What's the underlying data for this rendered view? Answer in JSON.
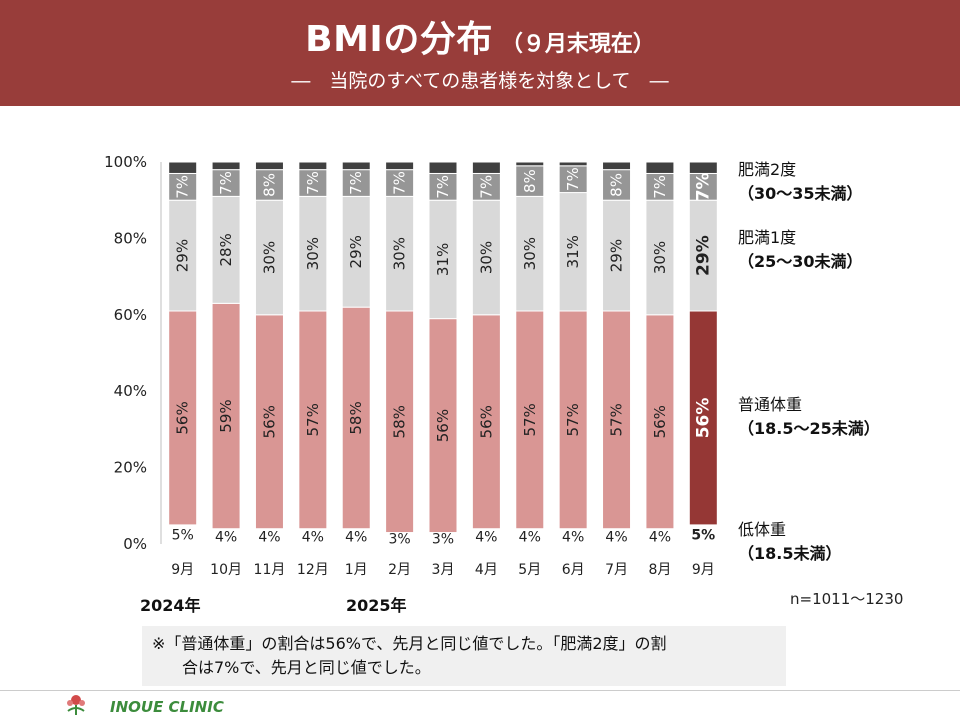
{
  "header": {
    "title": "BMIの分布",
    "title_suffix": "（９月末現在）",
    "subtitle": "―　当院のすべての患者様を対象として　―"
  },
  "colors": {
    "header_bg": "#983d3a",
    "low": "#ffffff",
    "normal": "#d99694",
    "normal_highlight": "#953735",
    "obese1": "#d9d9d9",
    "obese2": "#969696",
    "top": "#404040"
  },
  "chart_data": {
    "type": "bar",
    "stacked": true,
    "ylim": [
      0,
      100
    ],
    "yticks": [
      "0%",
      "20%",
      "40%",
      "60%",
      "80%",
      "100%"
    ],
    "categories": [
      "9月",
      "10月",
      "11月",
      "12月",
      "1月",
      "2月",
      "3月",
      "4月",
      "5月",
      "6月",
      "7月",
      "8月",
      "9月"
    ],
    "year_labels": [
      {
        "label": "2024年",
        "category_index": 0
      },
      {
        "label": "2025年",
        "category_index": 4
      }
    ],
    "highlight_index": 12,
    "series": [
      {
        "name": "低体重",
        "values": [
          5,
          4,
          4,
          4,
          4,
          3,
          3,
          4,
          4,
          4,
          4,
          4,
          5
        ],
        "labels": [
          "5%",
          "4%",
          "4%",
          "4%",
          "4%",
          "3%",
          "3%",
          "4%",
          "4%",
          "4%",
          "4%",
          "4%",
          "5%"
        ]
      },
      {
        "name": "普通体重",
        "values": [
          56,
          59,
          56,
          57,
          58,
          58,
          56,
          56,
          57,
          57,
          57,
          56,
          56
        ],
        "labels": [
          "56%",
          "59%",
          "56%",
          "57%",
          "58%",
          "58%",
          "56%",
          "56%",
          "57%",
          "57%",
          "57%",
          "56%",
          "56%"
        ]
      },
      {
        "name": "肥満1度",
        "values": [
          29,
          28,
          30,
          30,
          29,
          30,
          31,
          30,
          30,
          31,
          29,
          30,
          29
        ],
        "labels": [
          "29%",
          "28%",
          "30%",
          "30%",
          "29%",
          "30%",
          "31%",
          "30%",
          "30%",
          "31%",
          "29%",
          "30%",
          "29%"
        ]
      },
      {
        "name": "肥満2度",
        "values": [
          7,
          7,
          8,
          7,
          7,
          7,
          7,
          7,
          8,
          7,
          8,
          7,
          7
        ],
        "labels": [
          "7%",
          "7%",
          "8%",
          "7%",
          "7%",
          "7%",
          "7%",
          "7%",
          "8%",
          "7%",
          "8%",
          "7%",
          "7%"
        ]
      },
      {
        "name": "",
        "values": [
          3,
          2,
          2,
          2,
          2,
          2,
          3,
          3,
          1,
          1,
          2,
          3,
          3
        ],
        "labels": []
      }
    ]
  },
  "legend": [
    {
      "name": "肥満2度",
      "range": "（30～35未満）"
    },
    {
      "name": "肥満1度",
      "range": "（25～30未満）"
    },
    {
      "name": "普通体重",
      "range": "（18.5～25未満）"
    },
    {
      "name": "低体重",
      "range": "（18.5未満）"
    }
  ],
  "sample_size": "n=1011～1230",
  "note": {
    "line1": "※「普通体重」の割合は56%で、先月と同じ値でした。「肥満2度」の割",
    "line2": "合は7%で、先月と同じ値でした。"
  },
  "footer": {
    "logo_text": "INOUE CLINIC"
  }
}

========================================

### [Do this]
Copy all the data exactly as written, but skip any picture.

### [Task solution]
What's the underlying data for this rendered view? Answer in JSON.
{
  "header": {
    "title": "BMIの分布",
    "title_suffix": "（９月末現在）",
    "subtitle": "―　当院のすべての患者様を対象として　―"
  },
  "colors": {
    "header_bg": "#983d3a",
    "low": "#ffffff",
    "normal": "#d99694",
    "normal_highlight": "#953735",
    "obese1": "#d9d9d9",
    "obese2": "#969696",
    "top": "#404040"
  },
  "chart_data": {
    "type": "bar",
    "stacked": true,
    "ylim": [
      0,
      100
    ],
    "yticks": [
      "0%",
      "20%",
      "40%",
      "60%",
      "80%",
      "100%"
    ],
    "categories": [
      "9月",
      "10月",
      "11月",
      "12月",
      "1月",
      "2月",
      "3月",
      "4月",
      "5月",
      "6月",
      "7月",
      "8月",
      "9月"
    ],
    "year_labels": [
      {
        "label": "2024年",
        "category_index": 0
      },
      {
        "label": "2025年",
        "category_index": 4
      }
    ],
    "highlight_index": 12,
    "series": [
      {
        "name": "低体重",
        "values": [
          5,
          4,
          4,
          4,
          4,
          3,
          3,
          4,
          4,
          4,
          4,
          4,
          5
        ],
        "labels": [
          "5%",
          "4%",
          "4%",
          "4%",
          "4%",
          "3%",
          "3%",
          "4%",
          "4%",
          "4%",
          "4%",
          "4%",
          "5%"
        ]
      },
      {
        "name": "普通体重",
        "values": [
          56,
          59,
          56,
          57,
          58,
          58,
          56,
          56,
          57,
          57,
          57,
          56,
          56
        ],
        "labels": [
          "56%",
          "59%",
          "56%",
          "57%",
          "58%",
          "58%",
          "56%",
          "56%",
          "57%",
          "57%",
          "57%",
          "56%",
          "56%"
        ]
      },
      {
        "name": "肥満1度",
        "values": [
          29,
          28,
          30,
          30,
          29,
          30,
          31,
          30,
          30,
          31,
          29,
          30,
          29
        ],
        "labels": [
          "29%",
          "28%",
          "30%",
          "30%",
          "29%",
          "30%",
          "31%",
          "30%",
          "30%",
          "31%",
          "29%",
          "30%",
          "29%"
        ]
      },
      {
        "name": "肥満2度",
        "values": [
          7,
          7,
          8,
          7,
          7,
          7,
          7,
          7,
          8,
          7,
          8,
          7,
          7
        ],
        "labels": [
          "7%",
          "7%",
          "8%",
          "7%",
          "7%",
          "7%",
          "7%",
          "7%",
          "8%",
          "7%",
          "8%",
          "7%",
          "7%"
        ]
      },
      {
        "name": "",
        "values": [
          3,
          2,
          2,
          2,
          2,
          2,
          3,
          3,
          1,
          1,
          2,
          3,
          3
        ],
        "labels": []
      }
    ]
  },
  "legend": [
    {
      "name": "肥満2度",
      "range": "（30～35未満）"
    },
    {
      "name": "肥満1度",
      "range": "（25～30未満）"
    },
    {
      "name": "普通体重",
      "range": "（18.5～25未満）"
    },
    {
      "name": "低体重",
      "range": "（18.5未満）"
    }
  ],
  "sample_size": "n=1011～1230",
  "note": {
    "line1": "※「普通体重」の割合は56%で、先月と同じ値でした。「肥満2度」の割",
    "line2": "合は7%で、先月と同じ値でした。"
  },
  "footer": {
    "logo_text": "INOUE CLINIC"
  }
}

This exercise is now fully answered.